§ ACTION ITEM: Report every line of the records that contains the word "isolates".

Dataset rows of page text
>>

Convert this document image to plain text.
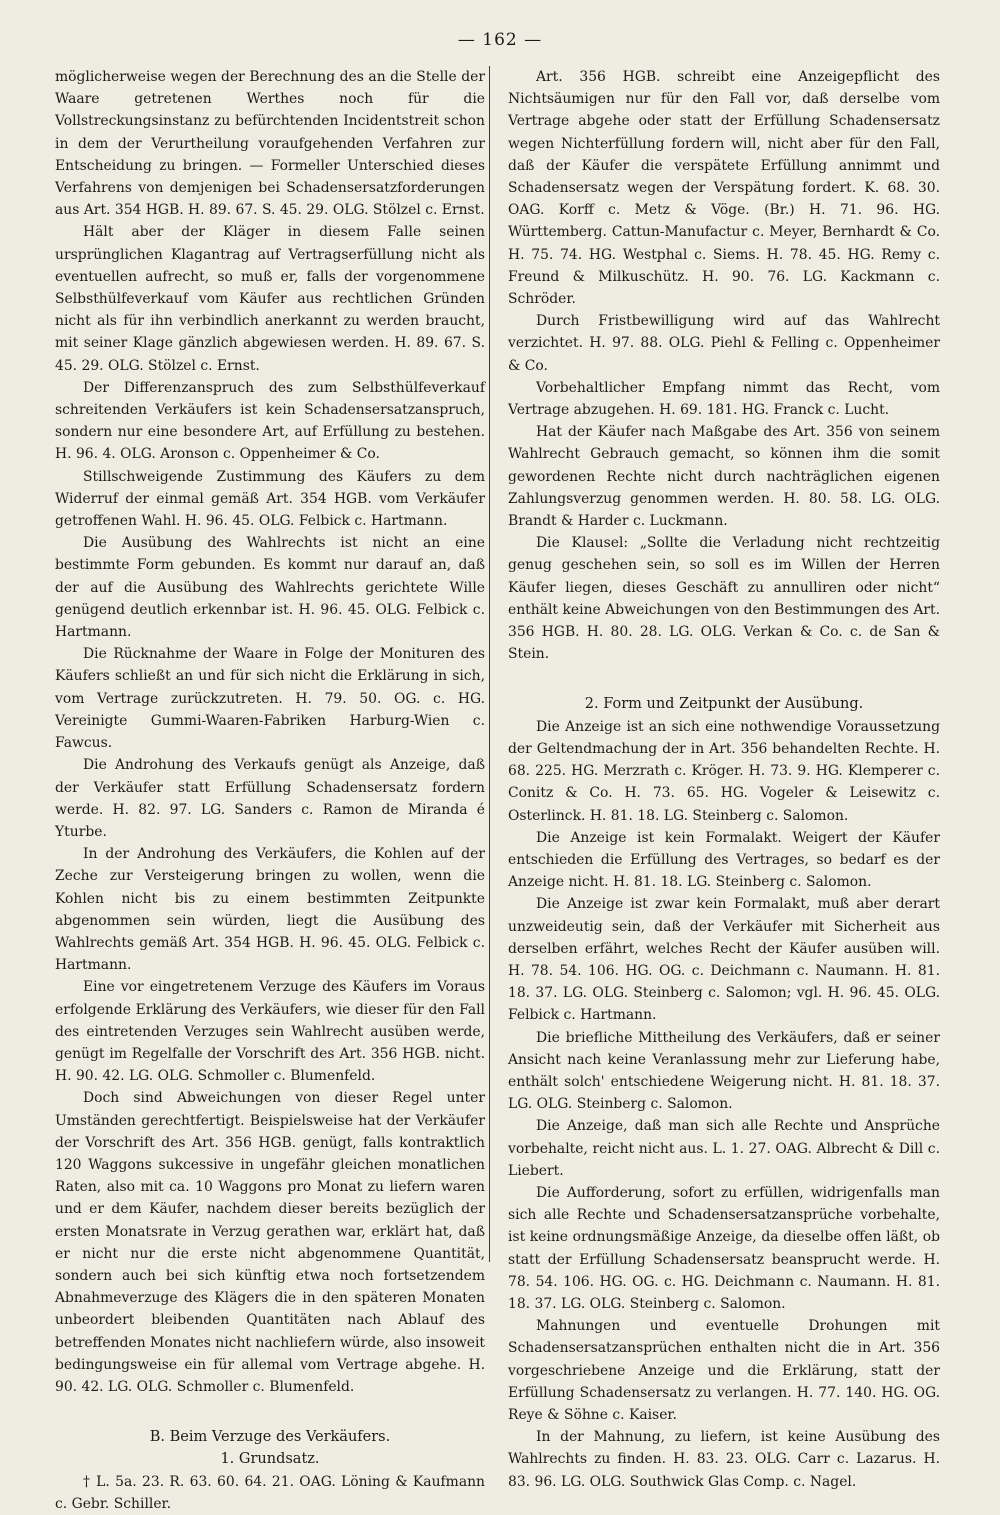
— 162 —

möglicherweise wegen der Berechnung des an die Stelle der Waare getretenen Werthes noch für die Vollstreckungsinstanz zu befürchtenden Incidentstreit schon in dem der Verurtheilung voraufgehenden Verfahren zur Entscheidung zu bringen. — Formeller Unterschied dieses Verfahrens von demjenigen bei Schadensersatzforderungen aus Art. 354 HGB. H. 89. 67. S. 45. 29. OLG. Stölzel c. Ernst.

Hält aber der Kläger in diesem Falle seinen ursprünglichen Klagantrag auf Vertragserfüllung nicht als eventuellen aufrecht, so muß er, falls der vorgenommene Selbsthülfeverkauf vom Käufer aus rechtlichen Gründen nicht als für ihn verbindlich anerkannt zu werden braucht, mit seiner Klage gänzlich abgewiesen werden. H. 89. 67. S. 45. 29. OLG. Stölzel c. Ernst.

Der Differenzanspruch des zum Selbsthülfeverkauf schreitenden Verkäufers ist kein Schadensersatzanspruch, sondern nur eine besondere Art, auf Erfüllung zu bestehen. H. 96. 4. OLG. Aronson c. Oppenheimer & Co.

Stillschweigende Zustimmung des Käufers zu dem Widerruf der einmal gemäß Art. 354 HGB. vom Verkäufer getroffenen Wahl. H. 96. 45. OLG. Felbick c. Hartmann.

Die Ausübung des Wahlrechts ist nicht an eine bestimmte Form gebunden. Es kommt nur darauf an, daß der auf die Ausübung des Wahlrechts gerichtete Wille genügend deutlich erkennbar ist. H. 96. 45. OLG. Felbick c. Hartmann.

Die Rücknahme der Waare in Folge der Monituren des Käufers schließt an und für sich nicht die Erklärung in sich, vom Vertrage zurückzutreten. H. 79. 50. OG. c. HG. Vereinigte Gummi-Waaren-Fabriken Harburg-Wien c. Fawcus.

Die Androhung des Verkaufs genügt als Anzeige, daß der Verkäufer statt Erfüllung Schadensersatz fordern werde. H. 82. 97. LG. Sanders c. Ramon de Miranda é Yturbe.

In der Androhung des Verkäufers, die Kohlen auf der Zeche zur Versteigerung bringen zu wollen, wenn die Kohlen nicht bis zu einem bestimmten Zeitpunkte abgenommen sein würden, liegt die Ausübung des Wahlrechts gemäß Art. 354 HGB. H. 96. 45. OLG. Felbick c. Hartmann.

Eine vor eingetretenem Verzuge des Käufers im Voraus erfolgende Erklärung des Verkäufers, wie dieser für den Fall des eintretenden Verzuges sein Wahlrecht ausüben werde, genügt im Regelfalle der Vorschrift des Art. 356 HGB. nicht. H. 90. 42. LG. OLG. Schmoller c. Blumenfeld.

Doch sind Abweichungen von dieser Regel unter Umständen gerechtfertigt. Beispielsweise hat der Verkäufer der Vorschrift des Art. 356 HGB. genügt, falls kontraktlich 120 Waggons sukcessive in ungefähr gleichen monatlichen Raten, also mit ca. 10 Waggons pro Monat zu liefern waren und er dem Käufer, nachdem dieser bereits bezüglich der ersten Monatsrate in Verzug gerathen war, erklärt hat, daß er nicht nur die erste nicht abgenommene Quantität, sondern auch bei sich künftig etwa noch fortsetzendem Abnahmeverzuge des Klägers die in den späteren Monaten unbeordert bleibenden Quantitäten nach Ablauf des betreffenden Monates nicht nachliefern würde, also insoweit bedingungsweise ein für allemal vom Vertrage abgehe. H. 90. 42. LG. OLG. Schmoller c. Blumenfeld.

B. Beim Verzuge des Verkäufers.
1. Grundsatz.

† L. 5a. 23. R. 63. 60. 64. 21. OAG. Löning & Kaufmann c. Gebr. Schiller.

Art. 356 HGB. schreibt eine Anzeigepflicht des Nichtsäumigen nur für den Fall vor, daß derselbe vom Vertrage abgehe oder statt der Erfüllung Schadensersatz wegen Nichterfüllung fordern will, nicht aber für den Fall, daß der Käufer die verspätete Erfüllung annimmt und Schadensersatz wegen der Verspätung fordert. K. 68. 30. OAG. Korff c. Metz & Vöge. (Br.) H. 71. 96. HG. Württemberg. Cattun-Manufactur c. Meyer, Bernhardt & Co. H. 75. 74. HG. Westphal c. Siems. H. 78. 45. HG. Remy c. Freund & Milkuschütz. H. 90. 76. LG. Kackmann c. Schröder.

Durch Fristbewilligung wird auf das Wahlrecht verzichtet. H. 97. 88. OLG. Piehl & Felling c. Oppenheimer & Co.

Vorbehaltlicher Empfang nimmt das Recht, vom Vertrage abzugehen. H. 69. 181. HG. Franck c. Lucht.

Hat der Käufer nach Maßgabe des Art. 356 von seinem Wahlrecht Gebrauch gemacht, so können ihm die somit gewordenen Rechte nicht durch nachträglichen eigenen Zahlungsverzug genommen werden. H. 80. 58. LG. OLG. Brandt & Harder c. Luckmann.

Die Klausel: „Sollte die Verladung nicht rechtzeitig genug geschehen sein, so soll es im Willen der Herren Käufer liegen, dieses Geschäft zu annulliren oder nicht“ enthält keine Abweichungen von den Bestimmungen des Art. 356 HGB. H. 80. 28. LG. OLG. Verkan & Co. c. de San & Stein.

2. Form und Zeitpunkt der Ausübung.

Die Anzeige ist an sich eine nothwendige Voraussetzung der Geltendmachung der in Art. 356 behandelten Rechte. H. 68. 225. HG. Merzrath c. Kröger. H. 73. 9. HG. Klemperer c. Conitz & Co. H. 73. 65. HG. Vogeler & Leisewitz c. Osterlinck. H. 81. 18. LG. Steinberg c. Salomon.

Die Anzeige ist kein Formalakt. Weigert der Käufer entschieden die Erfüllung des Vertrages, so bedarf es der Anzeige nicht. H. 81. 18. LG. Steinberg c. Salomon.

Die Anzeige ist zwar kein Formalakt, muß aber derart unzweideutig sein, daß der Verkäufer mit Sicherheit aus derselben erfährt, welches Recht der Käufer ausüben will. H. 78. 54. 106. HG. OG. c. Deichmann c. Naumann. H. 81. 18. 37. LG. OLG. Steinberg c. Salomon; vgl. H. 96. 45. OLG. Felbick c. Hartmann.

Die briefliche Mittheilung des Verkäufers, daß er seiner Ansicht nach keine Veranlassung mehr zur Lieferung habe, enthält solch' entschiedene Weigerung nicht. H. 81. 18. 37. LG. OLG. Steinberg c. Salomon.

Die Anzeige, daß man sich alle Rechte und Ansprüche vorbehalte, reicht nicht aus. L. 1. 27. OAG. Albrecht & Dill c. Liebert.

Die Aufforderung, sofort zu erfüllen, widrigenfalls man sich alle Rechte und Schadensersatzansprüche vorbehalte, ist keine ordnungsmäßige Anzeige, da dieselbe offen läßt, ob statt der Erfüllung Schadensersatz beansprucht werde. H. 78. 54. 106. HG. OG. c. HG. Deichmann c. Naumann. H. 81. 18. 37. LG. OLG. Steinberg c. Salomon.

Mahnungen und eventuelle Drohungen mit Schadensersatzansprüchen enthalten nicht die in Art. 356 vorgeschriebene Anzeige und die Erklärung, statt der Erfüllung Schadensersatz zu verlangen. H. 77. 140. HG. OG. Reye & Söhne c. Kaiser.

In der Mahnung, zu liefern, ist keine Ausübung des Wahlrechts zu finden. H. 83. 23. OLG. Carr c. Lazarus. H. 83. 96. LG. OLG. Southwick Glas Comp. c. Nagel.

<<
>>

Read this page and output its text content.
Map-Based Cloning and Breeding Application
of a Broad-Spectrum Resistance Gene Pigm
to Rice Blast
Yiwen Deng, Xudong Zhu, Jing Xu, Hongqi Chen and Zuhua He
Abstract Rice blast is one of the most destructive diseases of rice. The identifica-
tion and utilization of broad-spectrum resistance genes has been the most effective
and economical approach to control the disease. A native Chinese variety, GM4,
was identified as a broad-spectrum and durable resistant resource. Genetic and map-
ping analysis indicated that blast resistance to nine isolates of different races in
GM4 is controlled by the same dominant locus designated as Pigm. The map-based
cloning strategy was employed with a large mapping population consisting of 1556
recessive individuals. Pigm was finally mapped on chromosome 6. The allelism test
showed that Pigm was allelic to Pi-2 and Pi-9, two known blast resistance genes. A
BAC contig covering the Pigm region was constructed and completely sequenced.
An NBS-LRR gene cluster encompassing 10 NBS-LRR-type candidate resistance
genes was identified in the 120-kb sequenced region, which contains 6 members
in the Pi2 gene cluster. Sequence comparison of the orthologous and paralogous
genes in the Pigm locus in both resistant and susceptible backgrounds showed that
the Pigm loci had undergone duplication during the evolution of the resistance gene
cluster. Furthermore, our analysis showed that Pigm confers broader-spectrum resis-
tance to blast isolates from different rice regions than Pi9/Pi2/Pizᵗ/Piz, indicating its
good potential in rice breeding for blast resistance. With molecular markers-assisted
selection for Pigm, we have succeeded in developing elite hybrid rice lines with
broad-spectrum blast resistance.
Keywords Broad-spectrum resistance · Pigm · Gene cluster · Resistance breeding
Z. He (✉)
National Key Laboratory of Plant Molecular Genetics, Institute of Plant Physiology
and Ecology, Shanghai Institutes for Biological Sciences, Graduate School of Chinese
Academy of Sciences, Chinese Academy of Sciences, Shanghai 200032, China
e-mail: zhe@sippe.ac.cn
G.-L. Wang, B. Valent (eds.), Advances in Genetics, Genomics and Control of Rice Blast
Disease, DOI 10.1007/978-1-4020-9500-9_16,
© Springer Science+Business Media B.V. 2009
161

<<

§ SOLUTION TO THIS PROBLEM:
ping analysis indicated that blast resistance to nine isolates of different races in
tance to blast isolates from different rice regions than Pi9/Pi2/Pizᵗ/Piz, indicating its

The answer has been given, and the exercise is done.